** start Data shown **
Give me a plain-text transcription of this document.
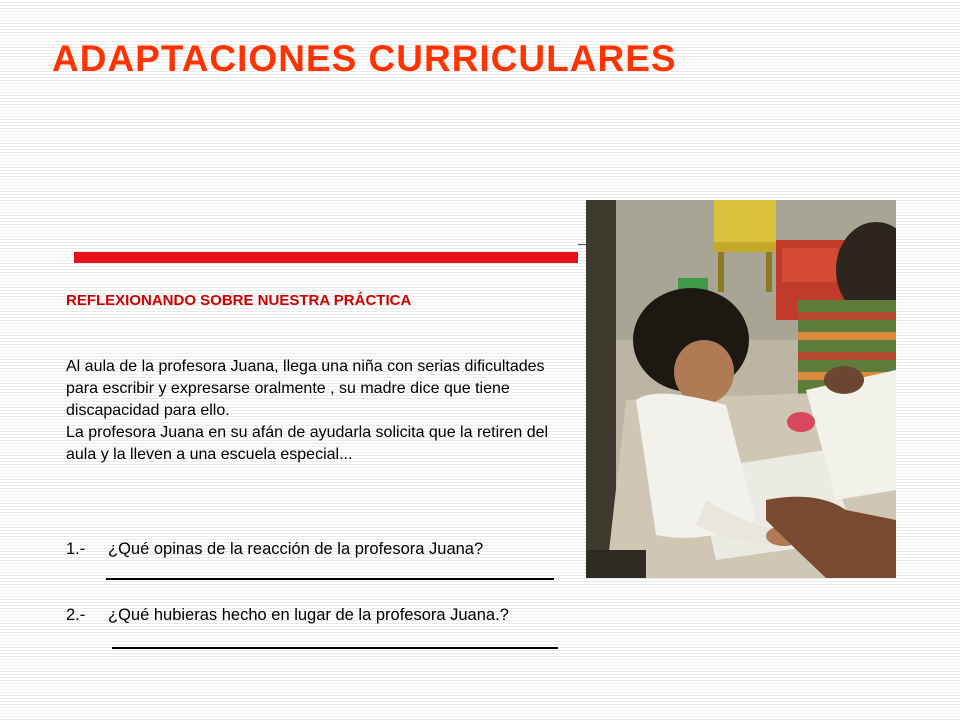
ADAPTACIONES CURRICULARES
REFLEXIONANDO SOBRE NUESTRA PRÁCTICA

Al aula de la profesora Juana, llega una niña con serias dificultades para escribir y expresarse oralmente , su madre dice que tiene discapacidad para ello.

La profesora Juana en su afán de ayudarla solicita que la retiren del aula y la lleven a una escuela especial...

1.- ¿Qué opinas de la reacción de la profesora Juana?
2.- ¿Qué hubieras hecho en lugar de la profesora Juana.?
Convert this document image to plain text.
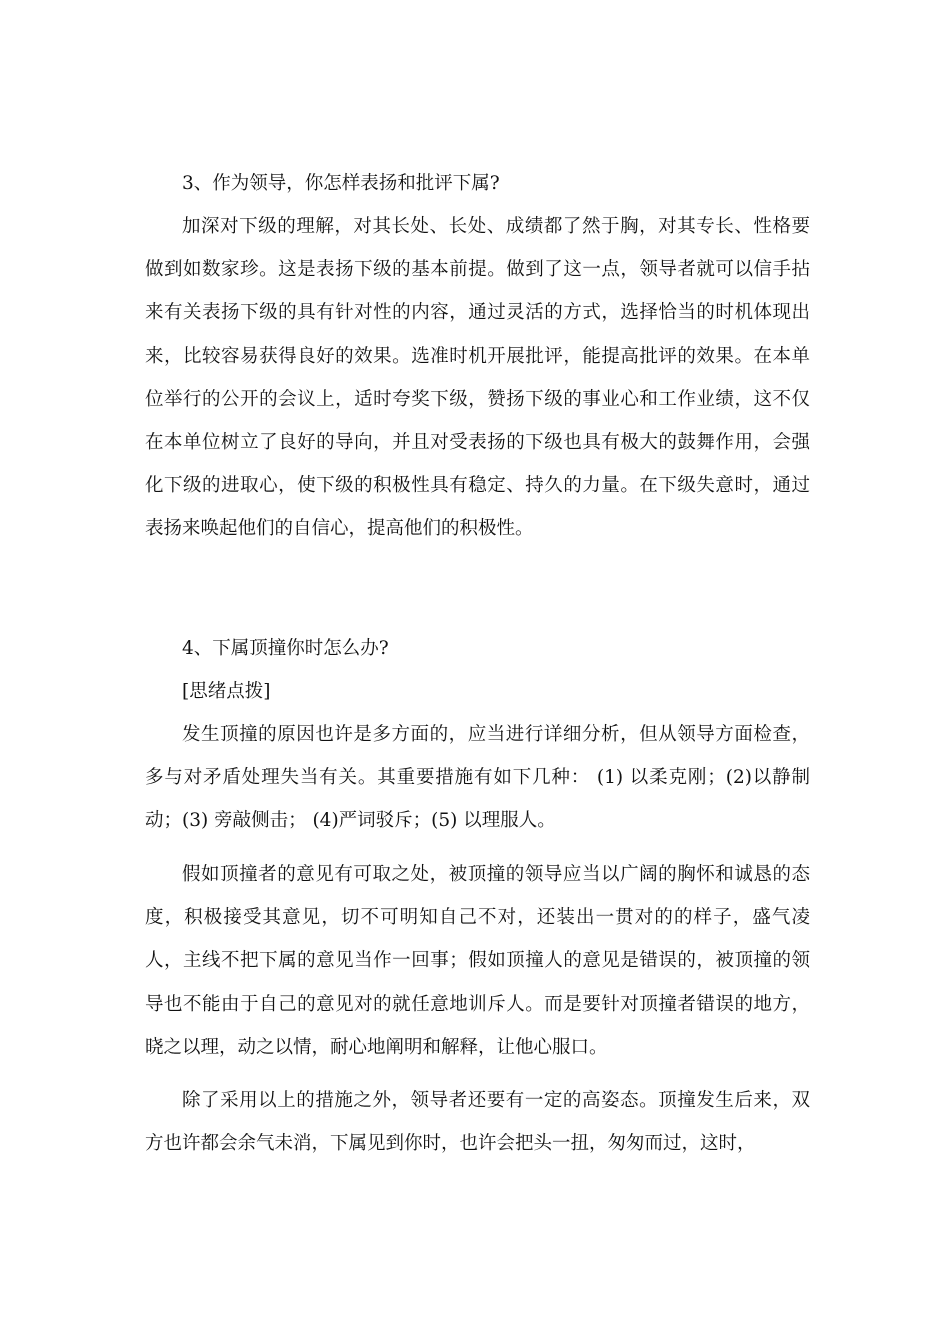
3、作为领导，你怎样表扬和批评下属?

加深对下级的理解，对其长处、长处、成绩都了然于胸，对其专长、性格要做到如数家珍。这是表扬下级的基本前提。做到了这一点，领导者就可以信手拈来有关表扬下级的具有针对性的内容，通过灵活的方式，选择恰当的时机体现出来，比较容易获得良好的效果。选准时机开展批评，能提高批评的效果。在本单位举行的公开的会议上，适时夸奖下级，赞扬下级的事业心和工作业绩，这不仅在本单位树立了良好的导向，并且对受表扬的下级也具有极大的鼓舞作用，会强化下级的进取心，使下级的积极性具有稳定、持久的力量。在下级失意时，通过表扬来唤起他们的自信心，提高他们的积极性。

4、下属顶撞你时怎么办?

[思绪点拨]

发生顶撞的原因也许是多方面的，应当进行详细分析，但从领导方面检查，多与对矛盾处理失当有关。其重要措施有如下几种： (1) 以柔克刚；(2)以静制动；(3) 旁敲侧击； (4)严词驳斥；(5) 以理服人。

假如顶撞者的意见有可取之处，被顶撞的领导应当以广阔的胸怀和诚恳的态度，积极接受其意见，切不可明知自己不对，还装出一贯对的的样子，盛气凌人，主线不把下属的意见当作一回事；假如顶撞人的意见是错误的，被顶撞的领导也不能由于自己的意见对的就任意地训斥人。而是要针对顶撞者错误的地方，晓之以理，动之以情，耐心地阐明和解释，让他心服口。

除了采用以上的措施之外，领导者还要有一定的高姿态。顶撞发生后来，双方也许都会余气未消，下属见到你时，也许会把头一扭，匆匆而过，这时，
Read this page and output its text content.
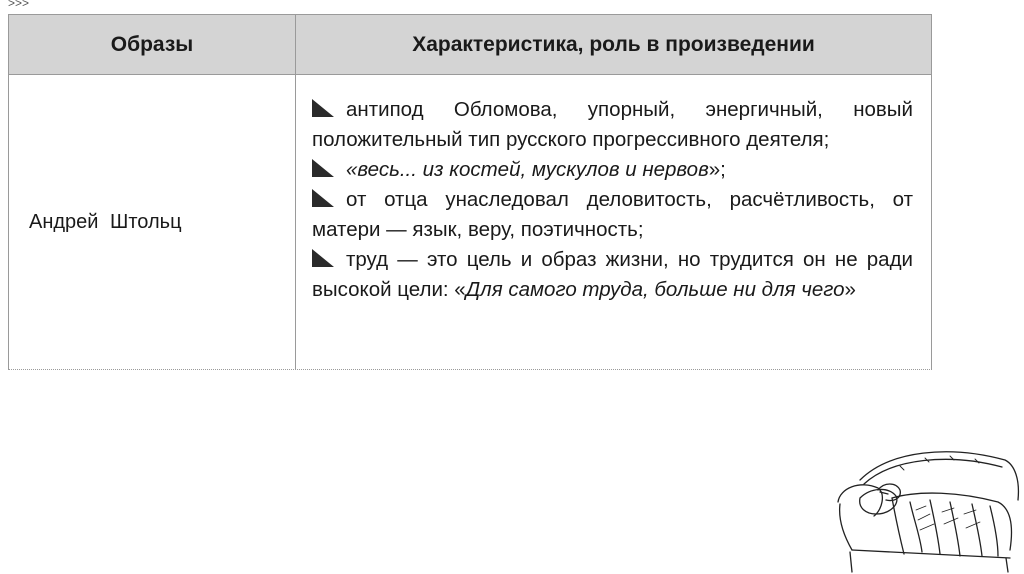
>>>
Образы	Характеристика, роль в произведении
Андрей Штольц
антипод Обломова, упорный, энергичный, новый положительный тип русского прогрессивного деятеля;
«весь... из костей, мускулов и нервов»;
от отца унаследовал деловитость, расчётливость, от матери — язык, веру, поэтичность;
труд — это цель и образ жизни, но трудится он не ради высокой цели: «Для самого труда, больше ни для чего»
** end Data shown **
> _The request_
Determine how many lines of the data contain "profesora" and give nothing but that number.

> _The reply_
4